#### EXERCISE INSTRUCTIONS:
What follows is a block of records; reproduce all of it verbatim.

#### DATA SHOWN:
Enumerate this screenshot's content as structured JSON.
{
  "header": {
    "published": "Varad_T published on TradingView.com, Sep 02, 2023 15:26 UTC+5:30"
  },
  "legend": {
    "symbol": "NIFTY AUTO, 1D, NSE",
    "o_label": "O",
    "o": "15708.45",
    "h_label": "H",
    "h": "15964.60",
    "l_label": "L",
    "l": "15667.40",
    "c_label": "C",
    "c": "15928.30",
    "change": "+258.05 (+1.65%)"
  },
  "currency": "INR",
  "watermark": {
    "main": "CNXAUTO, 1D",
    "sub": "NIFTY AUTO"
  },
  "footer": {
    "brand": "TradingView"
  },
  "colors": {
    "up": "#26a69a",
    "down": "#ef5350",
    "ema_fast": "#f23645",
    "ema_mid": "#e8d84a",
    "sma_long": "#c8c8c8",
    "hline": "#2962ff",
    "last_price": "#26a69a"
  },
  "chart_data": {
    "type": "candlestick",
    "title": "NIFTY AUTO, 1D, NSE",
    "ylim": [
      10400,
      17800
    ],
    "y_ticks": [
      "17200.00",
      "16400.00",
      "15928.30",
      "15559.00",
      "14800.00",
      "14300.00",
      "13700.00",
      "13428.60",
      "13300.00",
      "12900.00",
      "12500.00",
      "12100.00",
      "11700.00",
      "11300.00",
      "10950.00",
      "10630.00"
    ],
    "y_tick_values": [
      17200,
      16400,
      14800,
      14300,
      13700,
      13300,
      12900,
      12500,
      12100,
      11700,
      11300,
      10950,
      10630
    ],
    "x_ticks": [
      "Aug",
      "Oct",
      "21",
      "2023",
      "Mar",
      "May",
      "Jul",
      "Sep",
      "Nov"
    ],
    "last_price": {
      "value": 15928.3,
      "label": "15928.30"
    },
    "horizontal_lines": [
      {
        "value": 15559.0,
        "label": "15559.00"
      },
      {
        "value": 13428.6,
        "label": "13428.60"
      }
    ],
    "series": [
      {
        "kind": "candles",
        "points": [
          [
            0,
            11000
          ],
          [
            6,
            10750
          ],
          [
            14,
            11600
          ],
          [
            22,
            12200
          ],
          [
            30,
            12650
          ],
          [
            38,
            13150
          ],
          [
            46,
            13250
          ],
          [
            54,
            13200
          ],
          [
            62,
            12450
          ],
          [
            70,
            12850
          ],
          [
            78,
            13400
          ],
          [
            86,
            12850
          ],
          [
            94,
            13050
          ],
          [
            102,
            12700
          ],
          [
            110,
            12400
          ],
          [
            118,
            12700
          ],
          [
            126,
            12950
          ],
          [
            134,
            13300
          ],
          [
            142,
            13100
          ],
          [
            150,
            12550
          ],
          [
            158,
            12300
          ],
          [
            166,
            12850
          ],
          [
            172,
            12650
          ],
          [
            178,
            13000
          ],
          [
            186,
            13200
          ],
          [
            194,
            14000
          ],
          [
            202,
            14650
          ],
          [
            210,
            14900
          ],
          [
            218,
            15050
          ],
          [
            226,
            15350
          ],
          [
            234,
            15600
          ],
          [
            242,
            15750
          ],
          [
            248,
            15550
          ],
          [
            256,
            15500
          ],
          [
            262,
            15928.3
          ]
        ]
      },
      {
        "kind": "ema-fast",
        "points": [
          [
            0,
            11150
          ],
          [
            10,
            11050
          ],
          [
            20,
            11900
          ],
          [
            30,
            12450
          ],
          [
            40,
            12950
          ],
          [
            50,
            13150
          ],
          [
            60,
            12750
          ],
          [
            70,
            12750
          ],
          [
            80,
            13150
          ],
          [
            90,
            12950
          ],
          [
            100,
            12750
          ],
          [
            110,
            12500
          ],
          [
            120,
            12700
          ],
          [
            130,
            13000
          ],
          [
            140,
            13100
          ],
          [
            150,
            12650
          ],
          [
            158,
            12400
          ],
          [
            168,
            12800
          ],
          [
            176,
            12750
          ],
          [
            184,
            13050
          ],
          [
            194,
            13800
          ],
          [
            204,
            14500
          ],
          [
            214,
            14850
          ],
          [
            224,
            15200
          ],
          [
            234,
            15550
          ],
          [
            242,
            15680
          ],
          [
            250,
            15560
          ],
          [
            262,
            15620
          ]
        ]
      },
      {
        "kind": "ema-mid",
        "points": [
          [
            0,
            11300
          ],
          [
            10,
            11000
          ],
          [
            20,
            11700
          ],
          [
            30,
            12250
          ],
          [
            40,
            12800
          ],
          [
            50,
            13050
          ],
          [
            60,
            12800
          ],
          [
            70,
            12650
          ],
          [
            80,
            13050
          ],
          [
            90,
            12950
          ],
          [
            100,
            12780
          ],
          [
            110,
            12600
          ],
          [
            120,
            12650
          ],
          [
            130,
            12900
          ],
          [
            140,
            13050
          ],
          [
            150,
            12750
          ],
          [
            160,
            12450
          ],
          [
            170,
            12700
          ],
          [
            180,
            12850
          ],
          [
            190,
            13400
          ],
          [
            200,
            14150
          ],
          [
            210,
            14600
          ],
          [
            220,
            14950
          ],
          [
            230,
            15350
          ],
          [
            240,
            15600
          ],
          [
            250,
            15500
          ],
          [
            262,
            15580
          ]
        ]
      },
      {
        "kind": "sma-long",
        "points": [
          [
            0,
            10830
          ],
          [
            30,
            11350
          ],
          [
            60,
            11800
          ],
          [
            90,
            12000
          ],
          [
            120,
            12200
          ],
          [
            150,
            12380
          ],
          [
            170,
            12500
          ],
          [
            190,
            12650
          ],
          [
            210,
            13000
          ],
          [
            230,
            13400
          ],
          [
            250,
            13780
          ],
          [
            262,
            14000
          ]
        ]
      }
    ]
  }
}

#### WRITTEN ANSWER:
Enumerate this screenshot's content as structured JSON.
{
  "header": {
    "published": "Varad_T published on TradingView.com, Sep 02, 2023 15:26 UTC+5:30"
  },
  "legend": {
    "symbol": "NIFTY AUTO, 1D, NSE",
    "o_label": "O",
    "o": "15708.45",
    "h_label": "H",
    "h": "15964.60",
    "l_label": "L",
    "l": "15667.40",
    "c_label": "C",
    "c": "15928.30",
    "change": "+258.05 (+1.65%)"
  },
  "currency": "INR",
  "watermark": {
    "main": "CNXAUTO, 1D",
    "sub": "NIFTY AUTO"
  },
  "footer": {
    "brand": "TradingView"
  },
  "colors": {
    "up": "#26a69a",
    "down": "#ef5350",
    "ema_fast": "#f23645",
    "ema_mid": "#e8d84a",
    "sma_long": "#c8c8c8",
    "hline": "#2962ff",
    "last_price": "#26a69a"
  },
  "chart_data": {
    "type": "candlestick",
    "title": "NIFTY AUTO, 1D, NSE",
    "ylim": [
      10400,
      17800
    ],
    "y_ticks": [
      "17200.00",
      "16400.00",
      "15928.30",
      "15559.00",
      "14800.00",
      "14300.00",
      "13700.00",
      "13428.60",
      "13300.00",
      "12900.00",
      "12500.00",
      "12100.00",
      "11700.00",
      "11300.00",
      "10950.00",
      "10630.00"
    ],
    "y_tick_values": [
      17200,
      16400,
      14800,
      14300,
      13700,
      13300,
      12900,
      12500,
      12100,
      11700,
      11300,
      10950,
      10630
    ],
    "x_ticks": [
      "Aug",
      "Oct",
      "21",
      "2023",
      "Mar",
      "May",
      "Jul",
      "Sep",
      "Nov"
    ],
    "last_price": {
      "value": 15928.3,
      "label": "15928.30"
    },
    "horizontal_lines": [
      {
        "value": 15559.0,
        "label": "15559.00"
      },
      {
        "value": 13428.6,
        "label": "13428.60"
      }
    ],
    "series": [
      {
        "kind": "candles",
        "points": [
          [
            0,
            11000
          ],
          [
            6,
            10750
          ],
          [
            14,
            11600
          ],
          [
            22,
            12200
          ],
          [
            30,
            12650
          ],
          [
            38,
            13150
          ],
          [
            46,
            13250
          ],
          [
            54,
            13200
          ],
          [
            62,
            12450
          ],
          [
            70,
            12850
          ],
          [
            78,
            13400
          ],
          [
            86,
            12850
          ],
          [
            94,
            13050
          ],
          [
            102,
            12700
          ],
          [
            110,
            12400
          ],
          [
            118,
            12700
          ],
          [
            126,
            12950
          ],
          [
            134,
            13300
          ],
          [
            142,
            13100
          ],
          [
            150,
            12550
          ],
          [
            158,
            12300
          ],
          [
            166,
            12850
          ],
          [
            172,
            12650
          ],
          [
            178,
            13000
          ],
          [
            186,
            13200
          ],
          [
            194,
            14000
          ],
          [
            202,
            14650
          ],
          [
            210,
            14900
          ],
          [
            218,
            15050
          ],
          [
            226,
            15350
          ],
          [
            234,
            15600
          ],
          [
            242,
            15750
          ],
          [
            248,
            15550
          ],
          [
            256,
            15500
          ],
          [
            262,
            15928.3
          ]
        ]
      },
      {
        "kind": "ema-fast",
        "points": [
          [
            0,
            11150
          ],
          [
            10,
            11050
          ],
          [
            20,
            11900
          ],
          [
            30,
            12450
          ],
          [
            40,
            12950
          ],
          [
            50,
            13150
          ],
          [
            60,
            12750
          ],
          [
            70,
            12750
          ],
          [
            80,
            13150
          ],
          [
            90,
            12950
          ],
          [
            100,
            12750
          ],
          [
            110,
            12500
          ],
          [
            120,
            12700
          ],
          [
            130,
            13000
          ],
          [
            140,
            13100
          ],
          [
            150,
            12650
          ],
          [
            158,
            12400
          ],
          [
            168,
            12800
          ],
          [
            176,
            12750
          ],
          [
            184,
            13050
          ],
          [
            194,
            13800
          ],
          [
            204,
            14500
          ],
          [
            214,
            14850
          ],
          [
            224,
            15200
          ],
          [
            234,
            15550
          ],
          [
            242,
            15680
          ],
          [
            250,
            15560
          ],
          [
            262,
            15620
          ]
        ]
      },
      {
        "kind": "ema-mid",
        "points": [
          [
            0,
            11300
          ],
          [
            10,
            11000
          ],
          [
            20,
            11700
          ],
          [
            30,
            12250
          ],
          [
            40,
            12800
          ],
          [
            50,
            13050
          ],
          [
            60,
            12800
          ],
          [
            70,
            12650
          ],
          [
            80,
            13050
          ],
          [
            90,
            12950
          ],
          [
            100,
            12780
          ],
          [
            110,
            12600
          ],
          [
            120,
            12650
          ],
          [
            130,
            12900
          ],
          [
            140,
            13050
          ],
          [
            150,
            12750
          ],
          [
            160,
            12450
          ],
          [
            170,
            12700
          ],
          [
            180,
            12850
          ],
          [
            190,
            13400
          ],
          [
            200,
            14150
          ],
          [
            210,
            14600
          ],
          [
            220,
            14950
          ],
          [
            230,
            15350
          ],
          [
            240,
            15600
          ],
          [
            250,
            15500
          ],
          [
            262,
            15580
          ]
        ]
      },
      {
        "kind": "sma-long",
        "points": [
          [
            0,
            10830
          ],
          [
            30,
            11350
          ],
          [
            60,
            11800
          ],
          [
            90,
            12000
          ],
          [
            120,
            12200
          ],
          [
            150,
            12380
          ],
          [
            170,
            12500
          ],
          [
            190,
            12650
          ],
          [
            210,
            13000
          ],
          [
            230,
            13400
          ],
          [
            250,
            13780
          ],
          [
            262,
            14000
          ]
        ]
      }
    ]
  }
}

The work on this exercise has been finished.